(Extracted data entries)
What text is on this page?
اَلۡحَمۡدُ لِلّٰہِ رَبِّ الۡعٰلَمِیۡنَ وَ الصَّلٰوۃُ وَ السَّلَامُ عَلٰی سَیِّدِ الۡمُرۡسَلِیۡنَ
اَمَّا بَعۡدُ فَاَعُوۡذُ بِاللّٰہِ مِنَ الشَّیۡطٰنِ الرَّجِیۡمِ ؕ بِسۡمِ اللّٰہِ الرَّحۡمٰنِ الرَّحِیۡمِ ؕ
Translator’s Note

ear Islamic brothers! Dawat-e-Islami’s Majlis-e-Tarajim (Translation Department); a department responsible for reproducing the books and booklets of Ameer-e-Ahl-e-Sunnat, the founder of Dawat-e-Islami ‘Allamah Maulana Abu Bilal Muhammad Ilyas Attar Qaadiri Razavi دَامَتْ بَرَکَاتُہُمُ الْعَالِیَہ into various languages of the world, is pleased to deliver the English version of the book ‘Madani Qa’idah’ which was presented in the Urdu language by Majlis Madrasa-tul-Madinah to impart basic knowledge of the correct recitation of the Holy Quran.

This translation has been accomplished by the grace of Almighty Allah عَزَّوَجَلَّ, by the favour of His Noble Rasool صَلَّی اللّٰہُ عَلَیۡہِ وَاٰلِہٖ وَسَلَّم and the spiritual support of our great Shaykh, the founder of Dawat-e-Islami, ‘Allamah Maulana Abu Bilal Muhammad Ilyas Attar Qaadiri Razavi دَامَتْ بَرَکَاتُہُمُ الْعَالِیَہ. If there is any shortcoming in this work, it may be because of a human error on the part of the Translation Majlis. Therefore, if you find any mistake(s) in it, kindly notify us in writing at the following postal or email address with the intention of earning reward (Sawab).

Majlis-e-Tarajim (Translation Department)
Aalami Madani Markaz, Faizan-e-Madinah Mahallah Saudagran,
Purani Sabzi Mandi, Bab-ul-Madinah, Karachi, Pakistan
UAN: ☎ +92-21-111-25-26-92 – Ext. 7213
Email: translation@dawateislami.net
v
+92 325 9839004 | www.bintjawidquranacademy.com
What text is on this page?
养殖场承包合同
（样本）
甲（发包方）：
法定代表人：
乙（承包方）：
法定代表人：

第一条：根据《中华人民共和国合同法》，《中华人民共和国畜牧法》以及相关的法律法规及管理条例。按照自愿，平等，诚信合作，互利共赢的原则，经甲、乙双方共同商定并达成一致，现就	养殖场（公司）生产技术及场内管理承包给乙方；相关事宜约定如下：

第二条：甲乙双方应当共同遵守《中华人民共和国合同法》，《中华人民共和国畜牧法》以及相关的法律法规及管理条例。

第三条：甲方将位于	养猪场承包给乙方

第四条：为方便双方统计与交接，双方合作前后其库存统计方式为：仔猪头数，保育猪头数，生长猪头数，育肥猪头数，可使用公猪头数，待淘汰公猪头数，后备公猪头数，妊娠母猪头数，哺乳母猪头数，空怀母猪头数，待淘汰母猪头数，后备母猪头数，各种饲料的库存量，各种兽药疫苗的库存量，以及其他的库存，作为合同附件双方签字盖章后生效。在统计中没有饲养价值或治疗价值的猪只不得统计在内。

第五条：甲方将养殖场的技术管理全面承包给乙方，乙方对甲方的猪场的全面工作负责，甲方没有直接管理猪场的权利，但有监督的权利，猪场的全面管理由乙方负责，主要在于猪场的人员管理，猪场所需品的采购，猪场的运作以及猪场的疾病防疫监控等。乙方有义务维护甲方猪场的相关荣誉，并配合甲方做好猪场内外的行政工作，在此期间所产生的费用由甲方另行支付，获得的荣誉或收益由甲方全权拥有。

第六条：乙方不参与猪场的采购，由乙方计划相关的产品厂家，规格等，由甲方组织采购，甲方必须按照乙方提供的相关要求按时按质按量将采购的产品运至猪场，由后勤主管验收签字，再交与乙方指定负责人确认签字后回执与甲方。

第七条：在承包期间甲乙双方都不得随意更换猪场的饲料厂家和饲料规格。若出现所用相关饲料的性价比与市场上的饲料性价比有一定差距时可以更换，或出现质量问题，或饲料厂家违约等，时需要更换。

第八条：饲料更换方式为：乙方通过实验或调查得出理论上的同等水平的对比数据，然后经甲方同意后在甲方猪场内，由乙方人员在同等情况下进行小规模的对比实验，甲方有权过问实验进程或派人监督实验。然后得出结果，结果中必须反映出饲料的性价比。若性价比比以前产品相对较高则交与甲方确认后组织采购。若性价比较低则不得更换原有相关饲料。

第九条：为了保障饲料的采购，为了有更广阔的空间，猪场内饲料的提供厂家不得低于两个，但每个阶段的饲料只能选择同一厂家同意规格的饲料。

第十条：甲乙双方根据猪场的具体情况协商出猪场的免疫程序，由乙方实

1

▶ Exercise aim
Faithfully reproduce all of the records, character for character.

▶ Exercise output
What text is on this page?
اَلۡحَمۡدُ لِلّٰہِ رَبِّ الۡعٰلَمِیۡنَ وَ الصَّلٰوۃُ وَ السَّلَامُ عَلٰی سَیِّدِ الۡمُرۡسَلِیۡنَ
اَمَّا بَعۡدُ فَاَعُوۡذُ بِاللّٰہِ مِنَ الشَّیۡطٰنِ الرَّجِیۡمِ ؕ بِسۡمِ اللّٰہِ الرَّحۡمٰنِ الرَّحِیۡمِ ؕ
Translator’s Note

ear Islamic brothers! Dawat-e-Islami’s Majlis-e-Tarajim (Translation Department); a department responsible for reproducing the books and booklets of Ameer-e-Ahl-e-Sunnat, the founder of Dawat-e-Islami ‘Allamah Maulana Abu Bilal Muhammad Ilyas Attar Qaadiri Razavi دَامَتْ بَرَکَاتُہُمُ الْعَالِیَہ into various languages of the world, is pleased to deliver the English version of the book ‘Madani Qa’idah’ which was presented in the Urdu language by Majlis Madrasa-tul-Madinah to impart basic knowledge of the correct recitation of the Holy Quran.

This translation has been accomplished by the grace of Almighty Allah عَزَّوَجَلَّ, by the favour of His Noble Rasool صَلَّی اللّٰہُ عَلَیۡہِ وَاٰلِہٖ وَسَلَّم and the spiritual support of our great Shaykh, the founder of Dawat-e-Islami, ‘Allamah Maulana Abu Bilal Muhammad Ilyas Attar Qaadiri Razavi دَامَتْ بَرَکَاتُہُمُ الْعَالِیَہ. If there is any shortcoming in this work, it may be because of a human error on the part of the Translation Majlis. Therefore, if you find any mistake(s) in it, kindly notify us in writing at the following postal or email address with the intention of earning reward (Sawab).

Majlis-e-Tarajim (Translation Department)
Aalami Madani Markaz, Faizan-e-Madinah Mahallah Saudagran,
Purani Sabzi Mandi, Bab-ul-Madinah, Karachi, Pakistan
UAN: ☎ +92-21-111-25-26-92 – Ext. 7213
Email: translation@dawateislami.net
v
+92 325 9839004 | www.bintjawidquranacademy.com
What text is on this page?
养殖场承包合同
（样本）
甲（发包方）：
法定代表人：
乙（承包方）：
法定代表人：

第一条：根据《中华人民共和国合同法》，《中华人民共和国畜牧法》以及相关的法律法规及管理条例。按照自愿，平等，诚信合作，互利共赢的原则，经甲、乙双方共同商定并达成一致，现就	养殖场（公司）生产技术及场内管理承包给乙方；相关事宜约定如下：

第二条：甲乙双方应当共同遵守《中华人民共和国合同法》，《中华人民共和国畜牧法》以及相关的法律法规及管理条例。

第三条：甲方将位于	养猪场承包给乙方

第四条：为方便双方统计与交接，双方合作前后其库存统计方式为：仔猪头数，保育猪头数，生长猪头数，育肥猪头数，可使用公猪头数，待淘汰公猪头数，后备公猪头数，妊娠母猪头数，哺乳母猪头数，空怀母猪头数，待淘汰母猪头数，后备母猪头数，各种饲料的库存量，各种兽药疫苗的库存量，以及其他的库存，作为合同附件双方签字盖章后生效。在统计中没有饲养价值或治疗价值的猪只不得统计在内。

第五条：甲方将养殖场的技术管理全面承包给乙方，乙方对甲方的猪场的全面工作负责，甲方没有直接管理猪场的权利，但有监督的权利，猪场的全面管理由乙方负责，主要在于猪场的人员管理，猪场所需品的采购，猪场的运作以及猪场的疾病防疫监控等。乙方有义务维护甲方猪场的相关荣誉，并配合甲方做好猪场内外的行政工作，在此期间所产生的费用由甲方另行支付，获得的荣誉或收益由甲方全权拥有。

第六条：乙方不参与猪场的采购，由乙方计划相关的产品厂家，规格等，由甲方组织采购，甲方必须按照乙方提供的相关要求按时按质按量将采购的产品运至猪场，由后勤主管验收签字，再交与乙方指定负责人确认签字后回执与甲方。

第七条：在承包期间甲乙双方都不得随意更换猪场的饲料厂家和饲料规格。若出现所用相关饲料的性价比与市场上的饲料性价比有一定差距时可以更换，或出现质量问题，或饲料厂家违约等，时需要更换。

第八条：饲料更换方式为：乙方通过实验或调查得出理论上的同等水平的对比数据，然后经甲方同意后在甲方猪场内，由乙方人员在同等情况下进行小规模的对比实验，甲方有权过问实验进程或派人监督实验。然后得出结果，结果中必须反映出饲料的性价比。若性价比比以前产品相对较高则交与甲方确认后组织采购。若性价比较低则不得更换原有相关饲料。

第九条：为了保障饲料的采购，为了有更广阔的空间，猪场内饲料的提供厂家不得低于两个，但每个阶段的饲料只能选择同一厂家同意规格的饲料。

第十条：甲乙双方根据猪场的具体情况协商出猪场的免疫程序，由乙方实

1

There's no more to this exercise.